Data for this task:
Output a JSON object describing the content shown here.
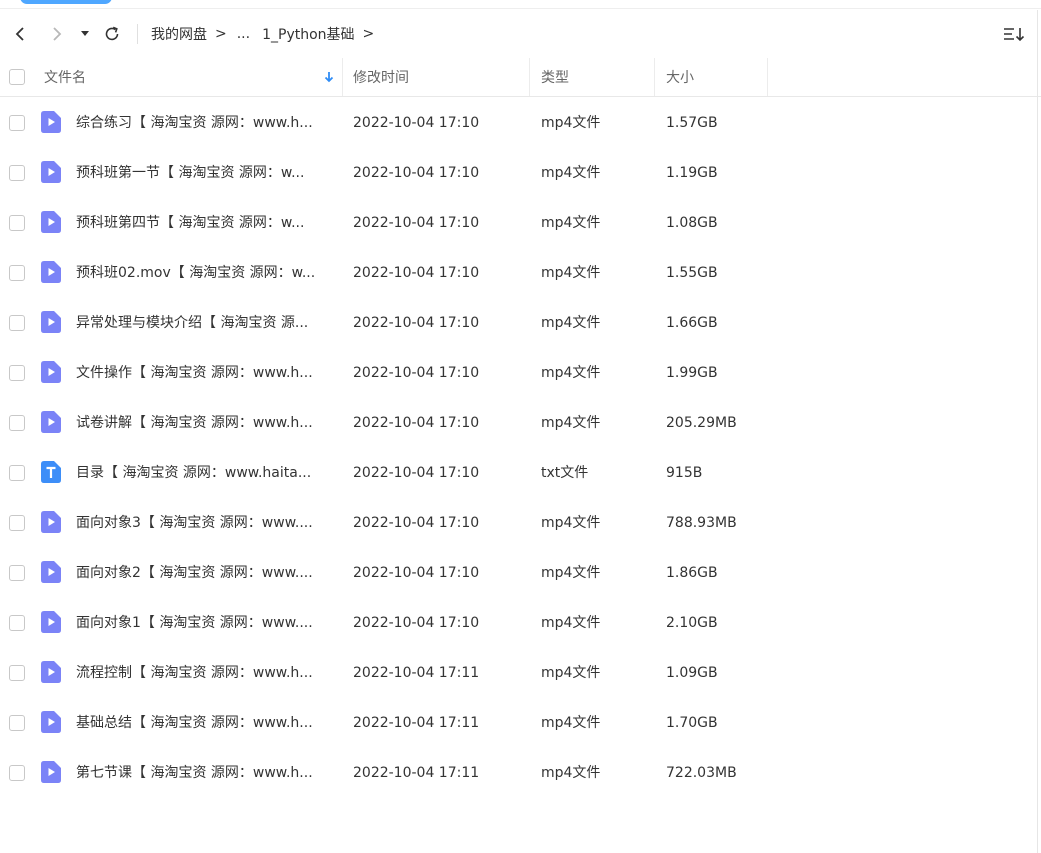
{
  "toolbar": {
    "breadcrumb": [
      "我的网盘",
      ">",
      "...",
      "1_Python基础",
      ">"
    ]
  },
  "header": {
    "name": "文件名",
    "modified": "修改时间",
    "type": "类型",
    "size": "大小"
  },
  "colors": {
    "video_icon": "#7b83f7",
    "txt_icon": "#3d8ef8",
    "sort_arrow": "#2f8cf6"
  },
  "files": [
    {
      "name": "综合练习【 海淘宝资 源网：www.h...",
      "modified": "2022-10-04 17:10",
      "type": "mp4文件",
      "size": "1.57GB",
      "icon": "video-icon"
    },
    {
      "name": "预科班第一节【 海淘宝资 源网：w...",
      "modified": "2022-10-04 17:10",
      "type": "mp4文件",
      "size": "1.19GB",
      "icon": "video-icon"
    },
    {
      "name": "预科班第四节【 海淘宝资 源网：w...",
      "modified": "2022-10-04 17:10",
      "type": "mp4文件",
      "size": "1.08GB",
      "icon": "video-icon"
    },
    {
      "name": "预科班02.mov【 海淘宝资 源网：w...",
      "modified": "2022-10-04 17:10",
      "type": "mp4文件",
      "size": "1.55GB",
      "icon": "video-icon"
    },
    {
      "name": "异常处理与模块介绍【 海淘宝资 源...",
      "modified": "2022-10-04 17:10",
      "type": "mp4文件",
      "size": "1.66GB",
      "icon": "video-icon"
    },
    {
      "name": "文件操作【 海淘宝资 源网：www.h...",
      "modified": "2022-10-04 17:10",
      "type": "mp4文件",
      "size": "1.99GB",
      "icon": "video-icon"
    },
    {
      "name": "试卷讲解【 海淘宝资 源网：www.h...",
      "modified": "2022-10-04 17:10",
      "type": "mp4文件",
      "size": "205.29MB",
      "icon": "video-icon"
    },
    {
      "name": "目录【 海淘宝资 源网：www.haita...",
      "modified": "2022-10-04 17:10",
      "type": "txt文件",
      "size": "915B",
      "icon": "txt-icon"
    },
    {
      "name": "面向对象3【 海淘宝资 源网：www....",
      "modified": "2022-10-04 17:10",
      "type": "mp4文件",
      "size": "788.93MB",
      "icon": "video-icon"
    },
    {
      "name": "面向对象2【 海淘宝资 源网：www....",
      "modified": "2022-10-04 17:10",
      "type": "mp4文件",
      "size": "1.86GB",
      "icon": "video-icon"
    },
    {
      "name": "面向对象1【 海淘宝资 源网：www....",
      "modified": "2022-10-04 17:10",
      "type": "mp4文件",
      "size": "2.10GB",
      "icon": "video-icon"
    },
    {
      "name": "流程控制【 海淘宝资 源网：www.h...",
      "modified": "2022-10-04 17:11",
      "type": "mp4文件",
      "size": "1.09GB",
      "icon": "video-icon"
    },
    {
      "name": "基础总结【 海淘宝资 源网：www.h...",
      "modified": "2022-10-04 17:11",
      "type": "mp4文件",
      "size": "1.70GB",
      "icon": "video-icon"
    },
    {
      "name": "第七节课【 海淘宝资 源网：www.h...",
      "modified": "2022-10-04 17:11",
      "type": "mp4文件",
      "size": "722.03MB",
      "icon": "video-icon"
    }
  ]
}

What to do: Repeat the data exactly in full, omitting its pictures.

Final answer:
Output a JSON object describing the content shown here.
{
  "toolbar": {
    "breadcrumb": [
      "我的网盘",
      ">",
      "...",
      "1_Python基础",
      ">"
    ]
  },
  "header": {
    "name": "文件名",
    "modified": "修改时间",
    "type": "类型",
    "size": "大小"
  },
  "colors": {
    "video_icon": "#7b83f7",
    "txt_icon": "#3d8ef8",
    "sort_arrow": "#2f8cf6"
  },
  "files": [
    {
      "name": "综合练习【 海淘宝资 源网：www.h...",
      "modified": "2022-10-04 17:10",
      "type": "mp4文件",
      "size": "1.57GB",
      "icon": "video-icon"
    },
    {
      "name": "预科班第一节【 海淘宝资 源网：w...",
      "modified": "2022-10-04 17:10",
      "type": "mp4文件",
      "size": "1.19GB",
      "icon": "video-icon"
    },
    {
      "name": "预科班第四节【 海淘宝资 源网：w...",
      "modified": "2022-10-04 17:10",
      "type": "mp4文件",
      "size": "1.08GB",
      "icon": "video-icon"
    },
    {
      "name": "预科班02.mov【 海淘宝资 源网：w...",
      "modified": "2022-10-04 17:10",
      "type": "mp4文件",
      "size": "1.55GB",
      "icon": "video-icon"
    },
    {
      "name": "异常处理与模块介绍【 海淘宝资 源...",
      "modified": "2022-10-04 17:10",
      "type": "mp4文件",
      "size": "1.66GB",
      "icon": "video-icon"
    },
    {
      "name": "文件操作【 海淘宝资 源网：www.h...",
      "modified": "2022-10-04 17:10",
      "type": "mp4文件",
      "size": "1.99GB",
      "icon": "video-icon"
    },
    {
      "name": "试卷讲解【 海淘宝资 源网：www.h...",
      "modified": "2022-10-04 17:10",
      "type": "mp4文件",
      "size": "205.29MB",
      "icon": "video-icon"
    },
    {
      "name": "目录【 海淘宝资 源网：www.haita...",
      "modified": "2022-10-04 17:10",
      "type": "txt文件",
      "size": "915B",
      "icon": "txt-icon"
    },
    {
      "name": "面向对象3【 海淘宝资 源网：www....",
      "modified": "2022-10-04 17:10",
      "type": "mp4文件",
      "size": "788.93MB",
      "icon": "video-icon"
    },
    {
      "name": "面向对象2【 海淘宝资 源网：www....",
      "modified": "2022-10-04 17:10",
      "type": "mp4文件",
      "size": "1.86GB",
      "icon": "video-icon"
    },
    {
      "name": "面向对象1【 海淘宝资 源网：www....",
      "modified": "2022-10-04 17:10",
      "type": "mp4文件",
      "size": "2.10GB",
      "icon": "video-icon"
    },
    {
      "name": "流程控制【 海淘宝资 源网：www.h...",
      "modified": "2022-10-04 17:11",
      "type": "mp4文件",
      "size": "1.09GB",
      "icon": "video-icon"
    },
    {
      "name": "基础总结【 海淘宝资 源网：www.h...",
      "modified": "2022-10-04 17:11",
      "type": "mp4文件",
      "size": "1.70GB",
      "icon": "video-icon"
    },
    {
      "name": "第七节课【 海淘宝资 源网：www.h...",
      "modified": "2022-10-04 17:11",
      "type": "mp4文件",
      "size": "722.03MB",
      "icon": "video-icon"
    }
  ]
}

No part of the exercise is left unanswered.